> [Information provided]
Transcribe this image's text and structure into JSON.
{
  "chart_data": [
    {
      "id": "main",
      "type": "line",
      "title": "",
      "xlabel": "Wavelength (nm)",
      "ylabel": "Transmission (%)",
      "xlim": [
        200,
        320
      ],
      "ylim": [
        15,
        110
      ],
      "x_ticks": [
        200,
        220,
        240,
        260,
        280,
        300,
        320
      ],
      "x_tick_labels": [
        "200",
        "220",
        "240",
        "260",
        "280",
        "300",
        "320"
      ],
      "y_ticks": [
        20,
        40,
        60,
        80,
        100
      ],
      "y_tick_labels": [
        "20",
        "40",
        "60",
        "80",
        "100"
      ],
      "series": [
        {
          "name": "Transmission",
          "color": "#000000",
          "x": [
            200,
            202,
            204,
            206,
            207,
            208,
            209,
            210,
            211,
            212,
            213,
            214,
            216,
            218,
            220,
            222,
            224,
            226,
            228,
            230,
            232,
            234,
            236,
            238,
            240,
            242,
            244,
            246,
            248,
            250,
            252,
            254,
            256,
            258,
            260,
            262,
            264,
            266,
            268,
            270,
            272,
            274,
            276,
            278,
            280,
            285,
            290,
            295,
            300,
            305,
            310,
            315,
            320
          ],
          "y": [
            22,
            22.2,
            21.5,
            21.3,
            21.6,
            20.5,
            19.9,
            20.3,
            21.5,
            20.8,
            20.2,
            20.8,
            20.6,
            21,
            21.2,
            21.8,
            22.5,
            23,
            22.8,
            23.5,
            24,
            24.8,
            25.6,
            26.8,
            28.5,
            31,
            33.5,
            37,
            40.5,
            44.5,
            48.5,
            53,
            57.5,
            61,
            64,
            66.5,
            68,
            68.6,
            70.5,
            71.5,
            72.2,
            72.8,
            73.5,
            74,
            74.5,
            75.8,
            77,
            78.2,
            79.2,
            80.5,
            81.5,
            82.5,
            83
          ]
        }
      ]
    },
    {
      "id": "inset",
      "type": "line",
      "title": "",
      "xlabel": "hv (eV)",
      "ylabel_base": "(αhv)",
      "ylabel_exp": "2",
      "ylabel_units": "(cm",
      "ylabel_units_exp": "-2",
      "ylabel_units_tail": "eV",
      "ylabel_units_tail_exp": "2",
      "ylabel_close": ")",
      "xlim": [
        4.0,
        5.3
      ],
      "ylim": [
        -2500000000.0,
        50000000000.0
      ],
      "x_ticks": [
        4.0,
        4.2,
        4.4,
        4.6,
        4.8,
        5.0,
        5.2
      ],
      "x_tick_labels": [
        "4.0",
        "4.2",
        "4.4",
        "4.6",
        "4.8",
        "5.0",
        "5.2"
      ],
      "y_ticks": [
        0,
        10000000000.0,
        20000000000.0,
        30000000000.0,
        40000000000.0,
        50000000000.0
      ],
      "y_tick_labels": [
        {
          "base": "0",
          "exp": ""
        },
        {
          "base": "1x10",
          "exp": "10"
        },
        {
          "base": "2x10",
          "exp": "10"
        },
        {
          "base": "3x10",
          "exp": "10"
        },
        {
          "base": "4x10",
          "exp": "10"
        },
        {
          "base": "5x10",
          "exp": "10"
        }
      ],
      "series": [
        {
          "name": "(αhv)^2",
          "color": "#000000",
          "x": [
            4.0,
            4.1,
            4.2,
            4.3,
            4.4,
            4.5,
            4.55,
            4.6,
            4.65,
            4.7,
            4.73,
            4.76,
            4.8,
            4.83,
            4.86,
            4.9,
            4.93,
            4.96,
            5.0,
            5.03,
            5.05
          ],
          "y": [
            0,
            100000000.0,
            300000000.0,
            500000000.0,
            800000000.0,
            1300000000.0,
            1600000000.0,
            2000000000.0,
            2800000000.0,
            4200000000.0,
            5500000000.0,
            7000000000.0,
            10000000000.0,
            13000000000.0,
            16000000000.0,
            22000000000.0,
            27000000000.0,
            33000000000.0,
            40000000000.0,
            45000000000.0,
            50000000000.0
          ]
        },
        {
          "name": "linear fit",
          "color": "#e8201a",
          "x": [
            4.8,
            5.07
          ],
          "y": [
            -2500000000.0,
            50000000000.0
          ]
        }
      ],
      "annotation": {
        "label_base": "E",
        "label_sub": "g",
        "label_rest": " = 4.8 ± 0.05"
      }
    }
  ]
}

> [Short problem]
Output each entry precisely as given.

> [The response]
Transcribe this image's text and structure into JSON.
{
  "chart_data": [
    {
      "id": "main",
      "type": "line",
      "title": "",
      "xlabel": "Wavelength (nm)",
      "ylabel": "Transmission (%)",
      "xlim": [
        200,
        320
      ],
      "ylim": [
        15,
        110
      ],
      "x_ticks": [
        200,
        220,
        240,
        260,
        280,
        300,
        320
      ],
      "x_tick_labels": [
        "200",
        "220",
        "240",
        "260",
        "280",
        "300",
        "320"
      ],
      "y_ticks": [
        20,
        40,
        60,
        80,
        100
      ],
      "y_tick_labels": [
        "20",
        "40",
        "60",
        "80",
        "100"
      ],
      "series": [
        {
          "name": "Transmission",
          "color": "#000000",
          "x": [
            200,
            202,
            204,
            206,
            207,
            208,
            209,
            210,
            211,
            212,
            213,
            214,
            216,
            218,
            220,
            222,
            224,
            226,
            228,
            230,
            232,
            234,
            236,
            238,
            240,
            242,
            244,
            246,
            248,
            250,
            252,
            254,
            256,
            258,
            260,
            262,
            264,
            266,
            268,
            270,
            272,
            274,
            276,
            278,
            280,
            285,
            290,
            295,
            300,
            305,
            310,
            315,
            320
          ],
          "y": [
            22,
            22.2,
            21.5,
            21.3,
            21.6,
            20.5,
            19.9,
            20.3,
            21.5,
            20.8,
            20.2,
            20.8,
            20.6,
            21,
            21.2,
            21.8,
            22.5,
            23,
            22.8,
            23.5,
            24,
            24.8,
            25.6,
            26.8,
            28.5,
            31,
            33.5,
            37,
            40.5,
            44.5,
            48.5,
            53,
            57.5,
            61,
            64,
            66.5,
            68,
            68.6,
            70.5,
            71.5,
            72.2,
            72.8,
            73.5,
            74,
            74.5,
            75.8,
            77,
            78.2,
            79.2,
            80.5,
            81.5,
            82.5,
            83
          ]
        }
      ]
    },
    {
      "id": "inset",
      "type": "line",
      "title": "",
      "xlabel": "hv (eV)",
      "ylabel_base": "(αhv)",
      "ylabel_exp": "2",
      "ylabel_units": "(cm",
      "ylabel_units_exp": "-2",
      "ylabel_units_tail": "eV",
      "ylabel_units_tail_exp": "2",
      "ylabel_close": ")",
      "xlim": [
        4.0,
        5.3
      ],
      "ylim": [
        -2500000000.0,
        50000000000.0
      ],
      "x_ticks": [
        4.0,
        4.2,
        4.4,
        4.6,
        4.8,
        5.0,
        5.2
      ],
      "x_tick_labels": [
        "4.0",
        "4.2",
        "4.4",
        "4.6",
        "4.8",
        "5.0",
        "5.2"
      ],
      "y_ticks": [
        0,
        10000000000.0,
        20000000000.0,
        30000000000.0,
        40000000000.0,
        50000000000.0
      ],
      "y_tick_labels": [
        {
          "base": "0",
          "exp": ""
        },
        {
          "base": "1x10",
          "exp": "10"
        },
        {
          "base": "2x10",
          "exp": "10"
        },
        {
          "base": "3x10",
          "exp": "10"
        },
        {
          "base": "4x10",
          "exp": "10"
        },
        {
          "base": "5x10",
          "exp": "10"
        }
      ],
      "series": [
        {
          "name": "(αhv)^2",
          "color": "#000000",
          "x": [
            4.0,
            4.1,
            4.2,
            4.3,
            4.4,
            4.5,
            4.55,
            4.6,
            4.65,
            4.7,
            4.73,
            4.76,
            4.8,
            4.83,
            4.86,
            4.9,
            4.93,
            4.96,
            5.0,
            5.03,
            5.05
          ],
          "y": [
            0,
            100000000.0,
            300000000.0,
            500000000.0,
            800000000.0,
            1300000000.0,
            1600000000.0,
            2000000000.0,
            2800000000.0,
            4200000000.0,
            5500000000.0,
            7000000000.0,
            10000000000.0,
            13000000000.0,
            16000000000.0,
            22000000000.0,
            27000000000.0,
            33000000000.0,
            40000000000.0,
            45000000000.0,
            50000000000.0
          ]
        },
        {
          "name": "linear fit",
          "color": "#e8201a",
          "x": [
            4.8,
            5.07
          ],
          "y": [
            -2500000000.0,
            50000000000.0
          ]
        }
      ],
      "annotation": {
        "label_base": "E",
        "label_sub": "g",
        "label_rest": " = 4.8 ± 0.05"
      }
    }
  ]
}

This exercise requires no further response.